### What is expected
Render the following material again verbatim, leaving nothing out.
___ Stored data ___
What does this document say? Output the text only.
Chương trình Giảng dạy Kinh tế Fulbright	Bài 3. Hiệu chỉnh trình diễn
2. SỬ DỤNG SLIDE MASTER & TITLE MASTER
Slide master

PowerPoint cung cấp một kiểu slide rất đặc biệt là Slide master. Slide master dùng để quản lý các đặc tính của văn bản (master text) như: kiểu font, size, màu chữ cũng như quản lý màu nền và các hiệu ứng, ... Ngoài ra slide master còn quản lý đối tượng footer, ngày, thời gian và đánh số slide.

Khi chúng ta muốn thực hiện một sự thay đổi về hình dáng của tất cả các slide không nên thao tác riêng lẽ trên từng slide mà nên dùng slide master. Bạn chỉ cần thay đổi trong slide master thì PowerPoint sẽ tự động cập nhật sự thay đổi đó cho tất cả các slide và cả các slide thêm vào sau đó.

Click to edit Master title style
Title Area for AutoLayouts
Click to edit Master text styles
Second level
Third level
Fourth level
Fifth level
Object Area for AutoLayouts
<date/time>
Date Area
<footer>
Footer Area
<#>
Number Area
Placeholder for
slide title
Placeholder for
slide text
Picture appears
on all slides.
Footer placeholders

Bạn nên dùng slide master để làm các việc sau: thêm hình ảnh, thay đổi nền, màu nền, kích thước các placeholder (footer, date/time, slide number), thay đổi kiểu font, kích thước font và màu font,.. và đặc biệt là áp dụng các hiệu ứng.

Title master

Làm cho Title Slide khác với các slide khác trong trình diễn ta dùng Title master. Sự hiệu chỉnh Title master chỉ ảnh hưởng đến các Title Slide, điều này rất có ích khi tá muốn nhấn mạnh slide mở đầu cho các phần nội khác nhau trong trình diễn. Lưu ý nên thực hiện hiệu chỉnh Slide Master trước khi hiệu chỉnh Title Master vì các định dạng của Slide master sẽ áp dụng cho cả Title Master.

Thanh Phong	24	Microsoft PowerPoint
___
### Task response
What does this document say? Output the text only.
Chương trình Giảng dạy Kinh tế Fulbright	Bài 3. Hiệu chỉnh trình diễn
2. SỬ DỤNG SLIDE MASTER & TITLE MASTER
Slide master

PowerPoint cung cấp một kiểu slide rất đặc biệt là Slide master. Slide master dùng để quản lý các đặc tính của văn bản (master text) như: kiểu font, size, màu chữ cũng như quản lý màu nền và các hiệu ứng, ... Ngoài ra slide master còn quản lý đối tượng footer, ngày, thời gian và đánh số slide.

Khi chúng ta muốn thực hiện một sự thay đổi về hình dáng của tất cả các slide không nên thao tác riêng lẽ trên từng slide mà nên dùng slide master. Bạn chỉ cần thay đổi trong slide master thì PowerPoint sẽ tự động cập nhật sự thay đổi đó cho tất cả các slide và cả các slide thêm vào sau đó.

Click to edit Master title style
Title Area for AutoLayouts
Click to edit Master text styles
Second level
Third level
Fourth level
Fifth level
Object Area for AutoLayouts
<date/time>
Date Area
<footer>
Footer Area
<#>
Number Area
Placeholder for
slide title
Placeholder for
slide text
Picture appears
on all slides.
Footer placeholders

Bạn nên dùng slide master để làm các việc sau: thêm hình ảnh, thay đổi nền, màu nền, kích thước các placeholder (footer, date/time, slide number), thay đổi kiểu font, kích thước font và màu font,.. và đặc biệt là áp dụng các hiệu ứng.

Title master

Làm cho Title Slide khác với các slide khác trong trình diễn ta dùng Title master. Sự hiệu chỉnh Title master chỉ ảnh hưởng đến các Title Slide, điều này rất có ích khi tá muốn nhấn mạnh slide mở đầu cho các phần nội khác nhau trong trình diễn. Lưu ý nên thực hiện hiệu chỉnh Slide Master trước khi hiệu chỉnh Title Master vì các định dạng của Slide master sẽ áp dụng cho cả Title Master.

Thanh Phong	24	Microsoft PowerPoint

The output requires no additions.